> **TASK DETAILS**
Output the data below in full, byte for byte. Nothing may differ.

> **DATA FOR THIS EXERCISE**
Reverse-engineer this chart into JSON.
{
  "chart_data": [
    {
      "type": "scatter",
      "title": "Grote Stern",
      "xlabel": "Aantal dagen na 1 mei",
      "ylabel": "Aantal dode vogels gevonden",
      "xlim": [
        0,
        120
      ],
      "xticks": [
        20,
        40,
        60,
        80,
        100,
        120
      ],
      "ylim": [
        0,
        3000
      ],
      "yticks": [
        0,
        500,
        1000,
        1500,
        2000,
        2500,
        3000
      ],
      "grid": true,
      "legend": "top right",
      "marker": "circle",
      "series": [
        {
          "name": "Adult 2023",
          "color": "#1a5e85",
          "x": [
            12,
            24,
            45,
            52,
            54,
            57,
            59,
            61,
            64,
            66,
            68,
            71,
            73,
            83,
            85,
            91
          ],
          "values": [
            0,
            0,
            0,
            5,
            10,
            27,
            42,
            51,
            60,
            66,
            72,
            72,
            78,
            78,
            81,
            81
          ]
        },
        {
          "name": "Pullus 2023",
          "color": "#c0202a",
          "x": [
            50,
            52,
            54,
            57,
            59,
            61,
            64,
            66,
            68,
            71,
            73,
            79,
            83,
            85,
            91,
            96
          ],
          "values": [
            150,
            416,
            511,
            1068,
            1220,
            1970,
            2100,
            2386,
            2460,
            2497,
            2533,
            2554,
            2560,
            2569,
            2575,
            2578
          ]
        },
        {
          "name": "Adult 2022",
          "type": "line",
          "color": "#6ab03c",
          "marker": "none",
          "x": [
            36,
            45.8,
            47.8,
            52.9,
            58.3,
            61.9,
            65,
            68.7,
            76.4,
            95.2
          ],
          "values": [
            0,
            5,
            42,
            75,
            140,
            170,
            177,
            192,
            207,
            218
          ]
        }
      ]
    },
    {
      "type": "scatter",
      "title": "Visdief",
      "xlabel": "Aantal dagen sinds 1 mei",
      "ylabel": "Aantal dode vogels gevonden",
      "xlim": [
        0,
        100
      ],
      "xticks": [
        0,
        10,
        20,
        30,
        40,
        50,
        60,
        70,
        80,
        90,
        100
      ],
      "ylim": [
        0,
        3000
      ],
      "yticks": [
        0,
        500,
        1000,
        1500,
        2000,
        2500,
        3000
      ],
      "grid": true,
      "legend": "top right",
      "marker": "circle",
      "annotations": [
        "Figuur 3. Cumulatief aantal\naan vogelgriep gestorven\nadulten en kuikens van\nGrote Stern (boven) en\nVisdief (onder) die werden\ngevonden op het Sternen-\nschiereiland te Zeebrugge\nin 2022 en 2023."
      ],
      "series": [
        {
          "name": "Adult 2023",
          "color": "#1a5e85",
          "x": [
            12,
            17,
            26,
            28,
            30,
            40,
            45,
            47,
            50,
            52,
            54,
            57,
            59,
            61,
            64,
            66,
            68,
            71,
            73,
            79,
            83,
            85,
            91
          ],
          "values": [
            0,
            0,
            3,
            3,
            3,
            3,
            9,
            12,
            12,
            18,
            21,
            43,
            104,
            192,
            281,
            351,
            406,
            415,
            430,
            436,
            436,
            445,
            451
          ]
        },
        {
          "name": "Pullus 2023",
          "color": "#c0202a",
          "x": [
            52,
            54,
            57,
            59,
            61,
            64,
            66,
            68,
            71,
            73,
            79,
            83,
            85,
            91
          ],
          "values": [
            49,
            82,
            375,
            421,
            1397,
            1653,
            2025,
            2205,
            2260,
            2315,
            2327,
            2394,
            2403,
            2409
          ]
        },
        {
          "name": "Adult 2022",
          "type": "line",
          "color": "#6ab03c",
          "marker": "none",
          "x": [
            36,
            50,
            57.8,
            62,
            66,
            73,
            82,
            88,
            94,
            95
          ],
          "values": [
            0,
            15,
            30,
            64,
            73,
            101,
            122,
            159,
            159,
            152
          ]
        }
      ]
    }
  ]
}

> **ANSWER BELOW**
Reverse-engineer this chart into JSON.
{
  "chart_data": [
    {
      "type": "scatter",
      "title": "Grote Stern",
      "xlabel": "Aantal dagen na 1 mei",
      "ylabel": "Aantal dode vogels gevonden",
      "xlim": [
        0,
        120
      ],
      "xticks": [
        20,
        40,
        60,
        80,
        100,
        120
      ],
      "ylim": [
        0,
        3000
      ],
      "yticks": [
        0,
        500,
        1000,
        1500,
        2000,
        2500,
        3000
      ],
      "grid": true,
      "legend": "top right",
      "marker": "circle",
      "series": [
        {
          "name": "Adult 2023",
          "color": "#1a5e85",
          "x": [
            12,
            24,
            45,
            52,
            54,
            57,
            59,
            61,
            64,
            66,
            68,
            71,
            73,
            83,
            85,
            91
          ],
          "values": [
            0,
            0,
            0,
            5,
            10,
            27,
            42,
            51,
            60,
            66,
            72,
            72,
            78,
            78,
            81,
            81
          ]
        },
        {
          "name": "Pullus 2023",
          "color": "#c0202a",
          "x": [
            50,
            52,
            54,
            57,
            59,
            61,
            64,
            66,
            68,
            71,
            73,
            79,
            83,
            85,
            91,
            96
          ],
          "values": [
            150,
            416,
            511,
            1068,
            1220,
            1970,
            2100,
            2386,
            2460,
            2497,
            2533,
            2554,
            2560,
            2569,
            2575,
            2578
          ]
        },
        {
          "name": "Adult 2022",
          "type": "line",
          "color": "#6ab03c",
          "marker": "none",
          "x": [
            36,
            45.8,
            47.8,
            52.9,
            58.3,
            61.9,
            65,
            68.7,
            76.4,
            95.2
          ],
          "values": [
            0,
            5,
            42,
            75,
            140,
            170,
            177,
            192,
            207,
            218
          ]
        }
      ]
    },
    {
      "type": "scatter",
      "title": "Visdief",
      "xlabel": "Aantal dagen sinds 1 mei",
      "ylabel": "Aantal dode vogels gevonden",
      "xlim": [
        0,
        100
      ],
      "xticks": [
        0,
        10,
        20,
        30,
        40,
        50,
        60,
        70,
        80,
        90,
        100
      ],
      "ylim": [
        0,
        3000
      ],
      "yticks": [
        0,
        500,
        1000,
        1500,
        2000,
        2500,
        3000
      ],
      "grid": true,
      "legend": "top right",
      "marker": "circle",
      "annotations": [
        "Figuur 3. Cumulatief aantal\naan vogelgriep gestorven\nadulten en kuikens van\nGrote Stern (boven) en\nVisdief (onder) die werden\ngevonden op het Sternen-\nschiereiland te Zeebrugge\nin 2022 en 2023."
      ],
      "series": [
        {
          "name": "Adult 2023",
          "color": "#1a5e85",
          "x": [
            12,
            17,
            26,
            28,
            30,
            40,
            45,
            47,
            50,
            52,
            54,
            57,
            59,
            61,
            64,
            66,
            68,
            71,
            73,
            79,
            83,
            85,
            91
          ],
          "values": [
            0,
            0,
            3,
            3,
            3,
            3,
            9,
            12,
            12,
            18,
            21,
            43,
            104,
            192,
            281,
            351,
            406,
            415,
            430,
            436,
            436,
            445,
            451
          ]
        },
        {
          "name": "Pullus 2023",
          "color": "#c0202a",
          "x": [
            52,
            54,
            57,
            59,
            61,
            64,
            66,
            68,
            71,
            73,
            79,
            83,
            85,
            91
          ],
          "values": [
            49,
            82,
            375,
            421,
            1397,
            1653,
            2025,
            2205,
            2260,
            2315,
            2327,
            2394,
            2403,
            2409
          ]
        },
        {
          "name": "Adult 2022",
          "type": "line",
          "color": "#6ab03c",
          "marker": "none",
          "x": [
            36,
            50,
            57.8,
            62,
            66,
            73,
            82,
            88,
            94,
            95
          ],
          "values": [
            0,
            15,
            30,
            64,
            73,
            101,
            122,
            159,
            159,
            152
          ]
        }
      ]
    }
  ]
}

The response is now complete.